Exercise text –
********************

Sleep Apnea Syndromes Clinical Trial
Official title:
New Out-of-center Paradigms to Simplify Sleep Apnea Diagnosis. Design and Development of an Automated Screening Test Based on Oximetry (ScreenOX)
The sleep apnea-hypopnea syndrome (SAHS) is a respiratory disorder characterized by frequent breathing cessations (apneas) or partial collapses (hypopneas) during sleep. SAHS is linked with the most important causes of death in adults from industrialized countries. Metabolic deregulation and cardiovascular and cerebrovascular diseases, such as atrial fibrillation, stroke, myocardial infarction and sudden cardiac death, could affect people having untreated SAHS. The gold standard method for SAHS diagnosis is in-hospital, technician-attended nocturnal polysomnography (PSG). Nevertheless, this methodology is labor-intensive, time-consuming, and relatively unavailable, especially in low-resource settings. These drawbacks have led to large waiting lists, which delay diagnosis and treatment and limits its effectiveness as single diagnostic method for SAHS. Blood oxygen saturation (SpO2) and pulse rate (PR) from nocturnal pulse oximetry (NPO) provide relevant and essential information to detect apneas. In addition, it is significantly less intrusive for patients and it can be easily recorded at patients' home. In the same way, automated signal processing and pattern recognition techniques have demonstrated to provide accurate tools able to detect and effectively use this information. Therefore, the investigators hypothesize that automated pattern recognition of at-home NPO recordings could provide reliable and efficient tools able to simplify the management of SAHS. The aim of this study is two-fold: 1) to prospectively assess the reliability and effectiveness of at-home NPO in the context of adult SAHS; 2) to design, optimize and extensively assess the diagnostic performance of automated NPO-based screening tools for SAHS. In order to achieve these goals, both PSG and NPO recordings are carried out ambulatory and simultaneously at patient's home. A portable polysomnograph (Embletta MPR, Natus) is used for standard PSG at home, whereas a portable wrist-worn pulse oximeter (WristOX2 3150, Nonin) is used for ambulatory NPO. In addition, conventional in-lab PSG and attended pulse oximetry are also performed simultaneously in the hospital facilities.
Participants are recruited from the specialized sleep outpatient facilities of the Río
Hortega University Hospital from Valladolid (Spain). All patients are referred from primary
care due to moderate-to-high clinical suspicion of suffering from sleep apnea-hypopnea
syndrome (SAHS). The final population is randomly split into two independent datasets: 1)
training set (50%), which is used to design and build/train the screening algorithms; and 2)
the test set (remaining 50%), which is used to further assess performance using unseen data.
The American Academy of Sleep Medicine rules are used to score respiratory events and to
obtain the apnea-hypopnea index (AHI) from ambulatory PSG at home, which is used to
definitively diagnose SAHS.

********************

Data to examine –
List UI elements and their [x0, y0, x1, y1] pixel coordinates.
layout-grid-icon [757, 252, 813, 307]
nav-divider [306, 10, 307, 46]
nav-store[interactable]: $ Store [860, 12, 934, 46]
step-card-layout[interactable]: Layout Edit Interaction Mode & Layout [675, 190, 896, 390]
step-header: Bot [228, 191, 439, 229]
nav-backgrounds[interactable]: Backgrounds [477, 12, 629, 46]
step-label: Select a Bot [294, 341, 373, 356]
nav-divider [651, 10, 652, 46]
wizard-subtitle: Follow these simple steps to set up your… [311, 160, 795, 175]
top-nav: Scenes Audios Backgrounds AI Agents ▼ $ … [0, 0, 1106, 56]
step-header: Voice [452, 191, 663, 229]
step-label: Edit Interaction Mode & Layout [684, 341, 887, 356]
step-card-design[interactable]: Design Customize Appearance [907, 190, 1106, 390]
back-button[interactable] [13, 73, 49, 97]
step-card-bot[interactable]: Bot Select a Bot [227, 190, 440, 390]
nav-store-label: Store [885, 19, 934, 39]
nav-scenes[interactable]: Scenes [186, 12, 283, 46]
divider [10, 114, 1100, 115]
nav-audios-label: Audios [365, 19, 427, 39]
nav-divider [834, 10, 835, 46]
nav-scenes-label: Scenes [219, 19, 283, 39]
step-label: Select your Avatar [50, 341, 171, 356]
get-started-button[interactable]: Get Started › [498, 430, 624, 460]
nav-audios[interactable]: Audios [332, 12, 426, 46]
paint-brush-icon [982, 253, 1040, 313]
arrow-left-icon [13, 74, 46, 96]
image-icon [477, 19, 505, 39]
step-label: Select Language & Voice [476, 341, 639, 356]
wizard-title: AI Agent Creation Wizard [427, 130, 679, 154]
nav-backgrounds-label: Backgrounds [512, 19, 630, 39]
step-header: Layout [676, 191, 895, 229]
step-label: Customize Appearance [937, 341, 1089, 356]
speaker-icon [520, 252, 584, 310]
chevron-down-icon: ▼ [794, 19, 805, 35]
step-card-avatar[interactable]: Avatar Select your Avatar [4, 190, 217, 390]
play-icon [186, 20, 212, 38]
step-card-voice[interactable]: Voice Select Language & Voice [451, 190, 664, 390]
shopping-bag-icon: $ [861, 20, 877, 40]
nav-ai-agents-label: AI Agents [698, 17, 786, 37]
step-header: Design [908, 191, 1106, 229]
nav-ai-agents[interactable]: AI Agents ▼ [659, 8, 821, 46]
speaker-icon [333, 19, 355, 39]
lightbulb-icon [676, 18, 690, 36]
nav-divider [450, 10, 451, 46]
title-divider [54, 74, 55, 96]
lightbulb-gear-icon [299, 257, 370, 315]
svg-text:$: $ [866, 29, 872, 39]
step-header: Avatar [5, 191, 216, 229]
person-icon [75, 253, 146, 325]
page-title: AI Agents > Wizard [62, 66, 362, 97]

********************

Assigned task 1 –
Answer these from the sleep apnea trial description:
(a) Which device is used for ambulatory nocturnal pulse oximetry at home?
(b) At which hospital's sleep outpatient facilities are participants recruited?
(c) What percentage of the final population goes into the training set?
Assigned task 2 –
Extend the sleep apnea trial description, starting after its final sentence, which says how the apnea-hypopnea index is used.

Exercise result 1 –
(a) A portable wrist-worn pulse oximeter, the WristOX2 3150 (Nonin).
(b) The Río Hortega University Hospital in Valladolid, Spain.
(c) 50%.

Exercise result 2 –
A portable wrist-worn pulse oximeter (WristOX2 3150, Nonin) is used for at-home NPO. Portable
NPO is carried out simultaneously to ambulatory PSG (Embletta MPR, Natus) at patient's home.
In addition, attended portable in-lab NPO (WristOX2 3150, Nonin) and in-lab PSG (E-Series,
Compumedics) are performed simultaneously in the hospital in a different consecutive/previous
night for comparison purposes. Participants are randomly assigned to carry out unattended
sleep studies at home before or after in-hospital recordings.
SpO2 and PR from NPO are recorded simultaneously at a sampling rate of 1 Hz (1 sample every
second). All recordings are saved to separate files and processed offline. An automatic
signal pre-processing stage is carried out to remove artifacts due to patient movements
(signal loss).
The signal processing methodology is divided into three automated stages: (i) feature
extraction, (ii) feature selection, and (iii) pattern recognition.
Firstly, NPO recordings are parameterized by means of a wide set of variables, which
previously demonstrated a high discriminative power in the context of SAHS detection. All
features are computed for each whole portable overnight recording. The following feature
subsets are composed:
- Time domain statistics from SpO2 recordings. First to fourth-order statistical moments
in the time domain, i.e., arithmetic mean, variance, skewness and kurtosis, which
quantify central tendency, amount of dispersion, asymmetry, and peakedness,
respectively.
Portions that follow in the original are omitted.